:: EXERCISE AIM ::
Retype the listing lines exactly, from the line containing "verse-line: मनोरथस्य संसिद्धिसतेषां" down through the line containing "verse-line: ततो ब्रह्मा", including both of those lines.
-------- EXERCISE INPUT
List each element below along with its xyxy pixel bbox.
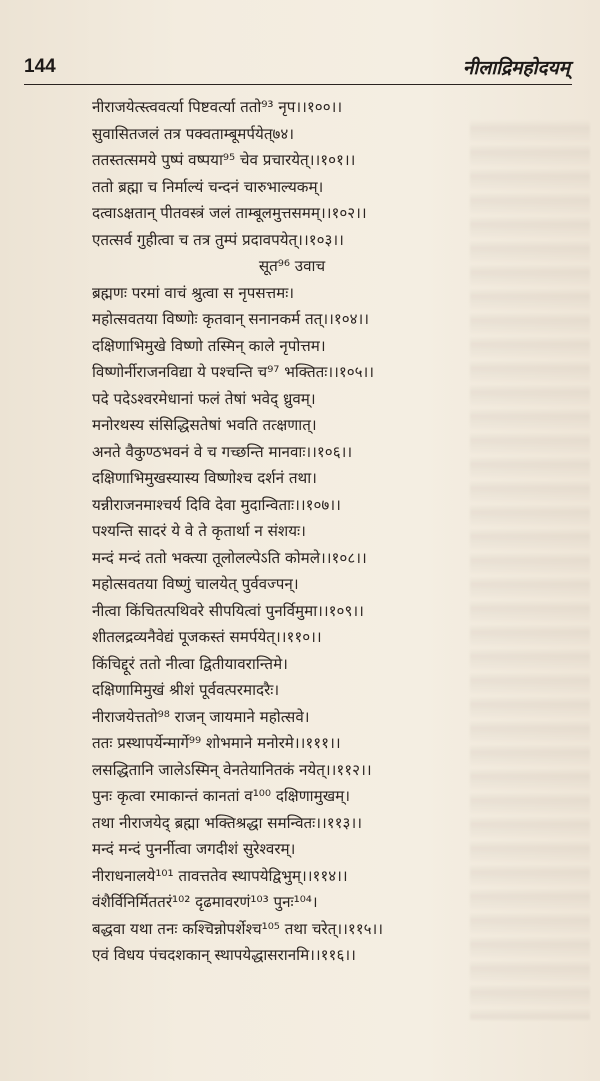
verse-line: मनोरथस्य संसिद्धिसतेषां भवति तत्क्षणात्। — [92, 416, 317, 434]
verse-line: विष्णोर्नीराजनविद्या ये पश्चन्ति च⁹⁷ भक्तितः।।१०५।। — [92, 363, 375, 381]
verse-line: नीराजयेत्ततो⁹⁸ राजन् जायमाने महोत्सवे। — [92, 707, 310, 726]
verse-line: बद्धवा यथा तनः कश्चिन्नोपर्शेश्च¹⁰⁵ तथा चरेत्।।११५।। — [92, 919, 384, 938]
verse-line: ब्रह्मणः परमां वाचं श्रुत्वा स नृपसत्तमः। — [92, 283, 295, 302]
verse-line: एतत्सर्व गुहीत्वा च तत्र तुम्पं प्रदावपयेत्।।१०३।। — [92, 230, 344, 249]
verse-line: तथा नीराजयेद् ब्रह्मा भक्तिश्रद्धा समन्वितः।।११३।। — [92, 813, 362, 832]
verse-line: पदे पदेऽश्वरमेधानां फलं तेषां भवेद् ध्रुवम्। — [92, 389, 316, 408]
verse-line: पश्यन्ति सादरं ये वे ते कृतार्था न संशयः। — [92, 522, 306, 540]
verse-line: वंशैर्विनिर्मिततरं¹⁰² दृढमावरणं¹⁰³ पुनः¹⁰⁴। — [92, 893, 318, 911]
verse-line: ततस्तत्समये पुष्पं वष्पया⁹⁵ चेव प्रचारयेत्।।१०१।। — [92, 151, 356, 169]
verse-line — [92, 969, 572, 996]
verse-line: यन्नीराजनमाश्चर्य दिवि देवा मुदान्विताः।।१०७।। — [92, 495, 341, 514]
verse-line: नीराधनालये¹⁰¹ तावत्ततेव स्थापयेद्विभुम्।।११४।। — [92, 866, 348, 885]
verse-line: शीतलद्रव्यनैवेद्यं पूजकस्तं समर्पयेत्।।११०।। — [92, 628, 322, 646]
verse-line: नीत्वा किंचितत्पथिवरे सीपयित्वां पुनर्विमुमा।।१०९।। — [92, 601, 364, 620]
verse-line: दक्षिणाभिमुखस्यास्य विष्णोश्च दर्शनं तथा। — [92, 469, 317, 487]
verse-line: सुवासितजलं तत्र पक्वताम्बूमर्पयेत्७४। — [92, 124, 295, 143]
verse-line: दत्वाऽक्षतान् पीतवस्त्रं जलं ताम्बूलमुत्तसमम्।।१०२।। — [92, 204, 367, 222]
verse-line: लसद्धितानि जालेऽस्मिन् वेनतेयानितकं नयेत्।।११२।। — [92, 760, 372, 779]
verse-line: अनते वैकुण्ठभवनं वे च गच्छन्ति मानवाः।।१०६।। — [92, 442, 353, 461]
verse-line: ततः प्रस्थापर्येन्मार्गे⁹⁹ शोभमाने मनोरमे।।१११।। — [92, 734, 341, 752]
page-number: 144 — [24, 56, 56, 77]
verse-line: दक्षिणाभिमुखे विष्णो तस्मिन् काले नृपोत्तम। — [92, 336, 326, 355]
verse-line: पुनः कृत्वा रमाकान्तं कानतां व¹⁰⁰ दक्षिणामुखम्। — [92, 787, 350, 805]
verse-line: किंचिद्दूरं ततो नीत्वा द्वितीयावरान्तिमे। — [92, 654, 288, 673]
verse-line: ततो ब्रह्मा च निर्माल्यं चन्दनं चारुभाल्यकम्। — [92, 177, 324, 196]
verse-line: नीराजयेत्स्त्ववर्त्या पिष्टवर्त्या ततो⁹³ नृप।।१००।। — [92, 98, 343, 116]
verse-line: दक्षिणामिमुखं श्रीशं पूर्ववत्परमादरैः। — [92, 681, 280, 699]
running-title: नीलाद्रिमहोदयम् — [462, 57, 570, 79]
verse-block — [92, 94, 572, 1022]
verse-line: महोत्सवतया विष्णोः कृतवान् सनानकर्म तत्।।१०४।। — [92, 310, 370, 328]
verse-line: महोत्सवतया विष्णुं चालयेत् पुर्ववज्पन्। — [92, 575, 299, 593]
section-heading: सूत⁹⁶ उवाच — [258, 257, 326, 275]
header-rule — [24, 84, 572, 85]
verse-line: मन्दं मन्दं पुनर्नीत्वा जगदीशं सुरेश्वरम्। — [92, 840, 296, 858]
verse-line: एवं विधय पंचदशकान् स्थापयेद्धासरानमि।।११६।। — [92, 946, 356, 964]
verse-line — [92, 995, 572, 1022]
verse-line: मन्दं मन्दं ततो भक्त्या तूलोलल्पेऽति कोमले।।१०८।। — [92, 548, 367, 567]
----------------
:: EXERCISE RESPONSE ::
verse-line: मनोरथस्य संसिद्धिसतेषां भवति तत्क्षणात्। — [92, 416, 317, 434]
verse-line: विष्णोर्नीराजनविद्या ये पश्चन्ति च⁹⁷ भक्तितः।।१०५।। — [92, 363, 375, 381]
verse-line: नीराजयेत्ततो⁹⁸ राजन् जायमाने महोत्सवे। — [92, 707, 310, 726]
verse-line: बद्धवा यथा तनः कश्चिन्नोपर्शेश्च¹⁰⁵ तथा चरेत्।।११५।। — [92, 919, 384, 938]
verse-line: ब्रह्मणः परमां वाचं श्रुत्वा स नृपसत्तमः। — [92, 283, 295, 302]
verse-line: एतत्सर्व गुहीत्वा च तत्र तुम्पं प्रदावपयेत्।।१०३।। — [92, 230, 344, 249]
verse-line: तथा नीराजयेद् ब्रह्मा भक्तिश्रद्धा समन्वितः।।११३।। — [92, 813, 362, 832]
verse-line: पदे पदेऽश्वरमेधानां फलं तेषां भवेद् ध्रुवम्। — [92, 389, 316, 408]
verse-line: पश्यन्ति सादरं ये वे ते कृतार्था न संशयः। — [92, 522, 306, 540]
verse-line: वंशैर्विनिर्मिततरं¹⁰² दृढमावरणं¹⁰³ पुनः¹⁰⁴। — [92, 893, 318, 911]
verse-line: ततस्तत्समये पुष्पं वष्पया⁹⁵ चेव प्रचारयेत्।।१०१।। — [92, 151, 356, 169]
verse-line — [92, 969, 572, 996]
verse-line: यन्नीराजनमाश्चर्य दिवि देवा मुदान्विताः।।१०७।। — [92, 495, 341, 514]
verse-line: नीराधनालये¹⁰¹ तावत्ततेव स्थापयेद्विभुम्।।११४।। — [92, 866, 348, 885]
verse-line: शीतलद्रव्यनैवेद्यं पूजकस्तं समर्पयेत्।।११०।। — [92, 628, 322, 646]
verse-line: नीत्वा किंचितत्पथिवरे सीपयित्वां पुनर्विमुमा।।१०९।। — [92, 601, 364, 620]
verse-line: दक्षिणाभिमुखस्यास्य विष्णोश्च दर्शनं तथा। — [92, 469, 317, 487]
verse-line: सुवासितजलं तत्र पक्वताम्बूमर्पयेत्७४। — [92, 124, 295, 143]
verse-line: दत्वाऽक्षतान् पीतवस्त्रं जलं ताम्बूलमुत्तसमम्।।१०२।। — [92, 204, 367, 222]
verse-line: लसद्धितानि जालेऽस्मिन् वेनतेयानितकं नयेत्।।११२।। — [92, 760, 372, 779]
verse-line: अनते वैकुण्ठभवनं वे च गच्छन्ति मानवाः।।१०६।। — [92, 442, 353, 461]
verse-line: ततः प्रस्थापर्येन्मार्गे⁹⁹ शोभमाने मनोरमे।।१११।। — [92, 734, 341, 752]
page-number: 144 — [24, 56, 56, 77]
verse-line: दक्षिणाभिमुखे विष्णो तस्मिन् काले नृपोत्तम। — [92, 336, 326, 355]
verse-line: पुनः कृत्वा रमाकान्तं कानतां व¹⁰⁰ दक्षिणामुखम्। — [92, 787, 350, 805]
verse-line: किंचिद्दूरं ततो नीत्वा द्वितीयावरान्तिमे। — [92, 654, 288, 673]
verse-line: ततो ब्रह्मा च निर्माल्यं चन्दनं चारुभाल्यकम्। — [92, 177, 324, 196]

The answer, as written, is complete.